Request
Without the images, output each record below as it stands.

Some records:
____________________

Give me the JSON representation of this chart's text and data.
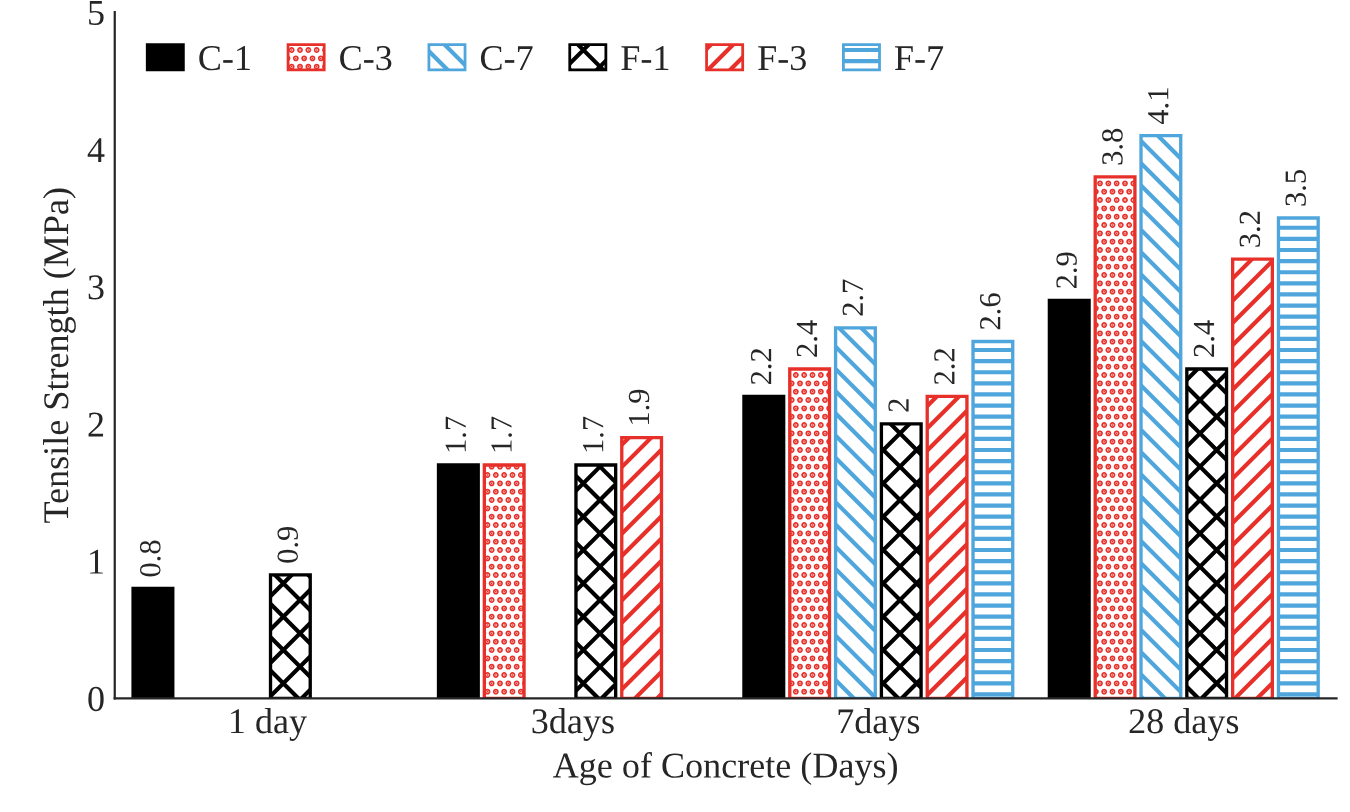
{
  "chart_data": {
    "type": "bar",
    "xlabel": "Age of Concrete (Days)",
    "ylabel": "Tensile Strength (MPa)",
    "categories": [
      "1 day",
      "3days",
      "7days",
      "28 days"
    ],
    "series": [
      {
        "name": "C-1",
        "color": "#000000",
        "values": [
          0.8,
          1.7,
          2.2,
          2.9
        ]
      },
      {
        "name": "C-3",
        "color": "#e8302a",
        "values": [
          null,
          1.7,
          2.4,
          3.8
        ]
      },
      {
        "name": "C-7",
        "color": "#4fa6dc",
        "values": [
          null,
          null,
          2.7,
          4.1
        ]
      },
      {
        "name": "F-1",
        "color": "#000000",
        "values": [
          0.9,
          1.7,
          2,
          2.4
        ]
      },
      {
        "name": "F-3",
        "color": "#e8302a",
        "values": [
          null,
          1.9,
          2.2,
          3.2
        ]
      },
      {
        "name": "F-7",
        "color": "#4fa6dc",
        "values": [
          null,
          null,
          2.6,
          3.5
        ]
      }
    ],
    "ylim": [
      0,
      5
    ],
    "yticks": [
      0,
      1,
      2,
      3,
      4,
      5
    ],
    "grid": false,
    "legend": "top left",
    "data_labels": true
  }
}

____________________

Solution to this problem
Give me the JSON representation of this chart's text and data.
{
  "chart_data": {
    "type": "bar",
    "xlabel": "Age of Concrete (Days)",
    "ylabel": "Tensile Strength (MPa)",
    "categories": [
      "1 day",
      "3days",
      "7days",
      "28 days"
    ],
    "series": [
      {
        "name": "C-1",
        "color": "#000000",
        "values": [
          0.8,
          1.7,
          2.2,
          2.9
        ]
      },
      {
        "name": "C-3",
        "color": "#e8302a",
        "values": [
          null,
          1.7,
          2.4,
          3.8
        ]
      },
      {
        "name": "C-7",
        "color": "#4fa6dc",
        "values": [
          null,
          null,
          2.7,
          4.1
        ]
      },
      {
        "name": "F-1",
        "color": "#000000",
        "values": [
          0.9,
          1.7,
          2,
          2.4
        ]
      },
      {
        "name": "F-3",
        "color": "#e8302a",
        "values": [
          null,
          1.9,
          2.2,
          3.2
        ]
      },
      {
        "name": "F-7",
        "color": "#4fa6dc",
        "values": [
          null,
          null,
          2.6,
          3.5
        ]
      }
    ],
    "ylim": [
      0,
      5
    ],
    "yticks": [
      0,
      1,
      2,
      3,
      4,
      5
    ],
    "grid": false,
    "legend": "top left",
    "data_labels": true
  }
}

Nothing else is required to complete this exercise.